====== DATA

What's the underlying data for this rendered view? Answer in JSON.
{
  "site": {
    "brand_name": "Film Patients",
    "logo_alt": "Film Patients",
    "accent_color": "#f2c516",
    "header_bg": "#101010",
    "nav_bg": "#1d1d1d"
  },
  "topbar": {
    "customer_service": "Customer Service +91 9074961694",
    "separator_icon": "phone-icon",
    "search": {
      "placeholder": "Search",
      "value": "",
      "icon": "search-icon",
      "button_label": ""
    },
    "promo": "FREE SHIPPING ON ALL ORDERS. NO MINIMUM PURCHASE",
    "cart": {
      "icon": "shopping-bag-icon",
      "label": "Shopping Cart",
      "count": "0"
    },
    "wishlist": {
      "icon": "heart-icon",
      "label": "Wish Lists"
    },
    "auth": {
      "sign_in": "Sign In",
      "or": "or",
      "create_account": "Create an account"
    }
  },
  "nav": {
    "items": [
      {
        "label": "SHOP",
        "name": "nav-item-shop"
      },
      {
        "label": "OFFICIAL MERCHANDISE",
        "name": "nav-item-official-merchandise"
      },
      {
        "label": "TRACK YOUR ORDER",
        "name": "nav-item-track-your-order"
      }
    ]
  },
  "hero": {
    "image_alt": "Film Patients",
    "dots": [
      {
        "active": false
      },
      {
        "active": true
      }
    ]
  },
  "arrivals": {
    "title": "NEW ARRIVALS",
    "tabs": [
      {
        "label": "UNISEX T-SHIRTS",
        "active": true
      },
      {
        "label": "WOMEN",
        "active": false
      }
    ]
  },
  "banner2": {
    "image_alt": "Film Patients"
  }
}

============

Among the entries, how many lines include the word "Patients"? Answer with only the number.

4